# START OF Recorded data
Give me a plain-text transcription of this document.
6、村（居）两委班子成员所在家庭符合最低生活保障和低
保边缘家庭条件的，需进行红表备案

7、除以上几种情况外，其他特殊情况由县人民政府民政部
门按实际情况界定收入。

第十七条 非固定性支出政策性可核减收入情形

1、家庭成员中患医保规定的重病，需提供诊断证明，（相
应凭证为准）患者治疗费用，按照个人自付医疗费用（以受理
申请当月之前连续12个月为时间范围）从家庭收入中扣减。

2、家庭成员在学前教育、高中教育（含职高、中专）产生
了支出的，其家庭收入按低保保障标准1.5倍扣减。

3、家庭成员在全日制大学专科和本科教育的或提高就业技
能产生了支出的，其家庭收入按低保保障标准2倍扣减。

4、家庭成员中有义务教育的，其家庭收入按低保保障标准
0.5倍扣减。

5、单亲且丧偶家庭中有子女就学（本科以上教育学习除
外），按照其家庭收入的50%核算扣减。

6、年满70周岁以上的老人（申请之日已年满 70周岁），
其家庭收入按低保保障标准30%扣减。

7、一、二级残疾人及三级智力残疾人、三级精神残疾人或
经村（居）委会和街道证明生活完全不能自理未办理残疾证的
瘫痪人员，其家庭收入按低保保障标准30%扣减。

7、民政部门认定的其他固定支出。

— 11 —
# END OF Recorded data
Exercise task ▸ Type the material above out again, exactly.

Output for this exercise ▸
Give me a plain-text transcription of this document.
6、村（居）两委班子成员所在家庭符合最低生活保障和低
保边缘家庭条件的，需进行红表备案

7、除以上几种情况外，其他特殊情况由县人民政府民政部
门按实际情况界定收入。

第十七条 非固定性支出政策性可核减收入情形

1、家庭成员中患医保规定的重病，需提供诊断证明，（相
应凭证为准）患者治疗费用，按照个人自付医疗费用（以受理
申请当月之前连续12个月为时间范围）从家庭收入中扣减。

2、家庭成员在学前教育、高中教育（含职高、中专）产生
了支出的，其家庭收入按低保保障标准1.5倍扣减。

3、家庭成员在全日制大学专科和本科教育的或提高就业技
能产生了支出的，其家庭收入按低保保障标准2倍扣减。

4、家庭成员中有义务教育的，其家庭收入按低保保障标准
0.5倍扣减。

5、单亲且丧偶家庭中有子女就学（本科以上教育学习除
外），按照其家庭收入的50%核算扣减。

6、年满70周岁以上的老人（申请之日已年满 70周岁），
其家庭收入按低保保障标准30%扣减。

7、一、二级残疾人及三级智力残疾人、三级精神残疾人或
经村（居）委会和街道证明生活完全不能自理未办理残疾证的
瘫痪人员，其家庭收入按低保保障标准30%扣减。

7、民政部门认定的其他固定支出。

— 11 —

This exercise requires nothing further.